Stored data

□ □ □ □

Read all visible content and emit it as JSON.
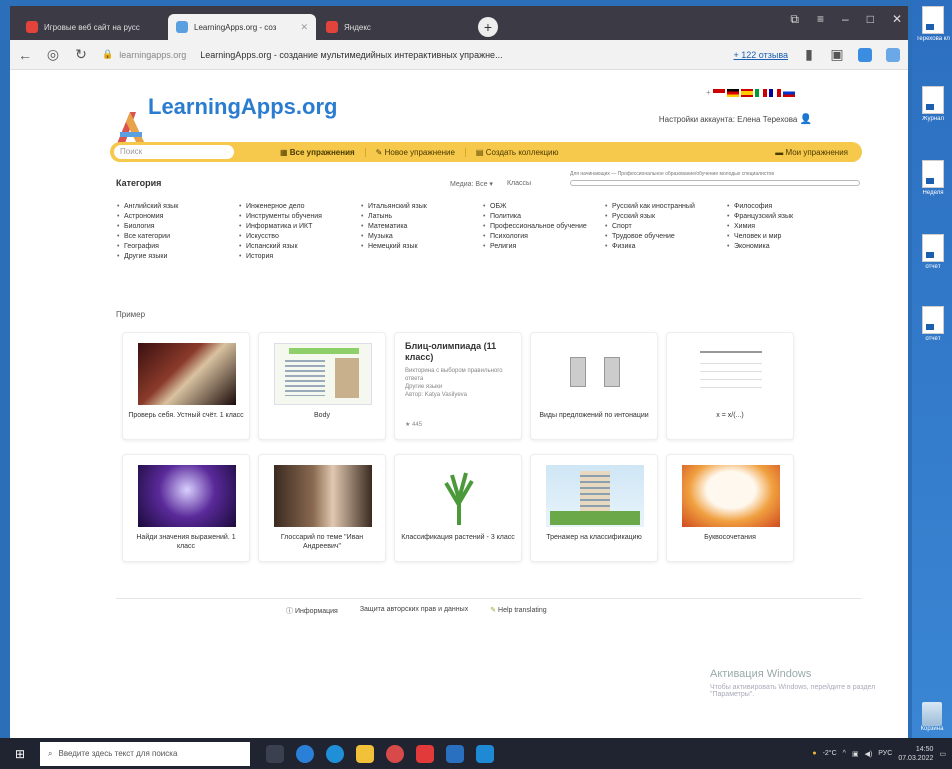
{
  "browser": {
    "tabs": [
      {
        "label": "Игровые веб сайт на русс",
        "active": false
      },
      {
        "label": "LearningApps.org - соз",
        "active": true
      },
      {
        "label": "Яндекс",
        "active": false
      }
    ],
    "new_tab": "+",
    "url_host": "learningapps.org",
    "url_title": "LearningApps.org - создание мультимедийных интерактивных упражне...",
    "reviews": "+ 122 отзыва"
  },
  "page": {
    "logo": "LearningApps.org",
    "account": "Настройки аккаунта: Елена Терехова",
    "search_placeholder": "Поиск",
    "menu": {
      "all": "Все упражнения",
      "new": "Новое упражнение",
      "collection": "Создать коллекцию",
      "mine": "Мои упражнения"
    },
    "categories_label": "Категория",
    "media_filter": "Медиа: Все ▾",
    "class_filter": "Классы",
    "level_text": "Для начинающих — Профессиональное образование/обучение молодых специалистов",
    "categories": [
      [
        "Английский язык",
        "Астрономия",
        "Биология",
        "Все категории",
        "География",
        "Другие языки"
      ],
      [
        "Инженерное дело",
        "Инструменты обучения",
        "Информатика и ИКТ",
        "Искусство",
        "Испанский язык",
        "История"
      ],
      [
        "Итальянский язык",
        "Латынь",
        "Математика",
        "Музыка",
        "Немецкий язык"
      ],
      [
        "ОБЖ",
        "Политика",
        "Профессиональное обучение",
        "Психология",
        "Религия"
      ],
      [
        "Русский как иностранный",
        "Русский язык",
        "Спорт",
        "Трудовое обучение",
        "Физика"
      ],
      [
        "Философия",
        "Французский язык",
        "Химия",
        "Человек и мир",
        "Экономика"
      ]
    ],
    "example_label": "Пример",
    "cards_row1": [
      {
        "title": "Проверь себя. Устный счёт. 1 класс"
      },
      {
        "title": "Body"
      },
      {
        "title": "Блиц-олимпиада (11 класс)",
        "desc": "Викторина с выбором правильного ответа",
        "cat": "Другие языки",
        "author": "Автор: Katya Vasilyeva",
        "stats": "★ 445"
      },
      {
        "title": "Виды предложений по интонации"
      },
      {
        "title": "x = x/(...)"
      }
    ],
    "cards_row2": [
      {
        "title": "Найди значения выражений. 1 класс"
      },
      {
        "title": "Глоссарий по теме \"Иван Андреевич\""
      },
      {
        "title": "Классификация растений - 3 класс"
      },
      {
        "title": "Тренажер на классификацию"
      },
      {
        "title": "Буквосочетания"
      }
    ],
    "footer": {
      "info": "Информация",
      "privacy": "Защита авторских прав и данных",
      "help": "Help translating"
    },
    "watermark": "Активация Windows",
    "watermark_sub": "Чтобы активировать Windows, перейдите в раздел \"Параметры\"."
  },
  "taskbar": {
    "search": "Введите здесь текст для поиска",
    "temp": "-2°C",
    "lang": "РУС",
    "time": "14:50",
    "date": "07.03.2022"
  },
  "desktop": {
    "icons": [
      "Терехова кл",
      "Журнал",
      "Неделя",
      "отчёт",
      "отчёт"
    ],
    "recycle": "Корзина"
  }
}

□ □ □ □

#### GOAL:
Among the entries above, how many lines hold the word "Windows"? Reply with only that number.

#### RESULT FOR THIS TASK:
2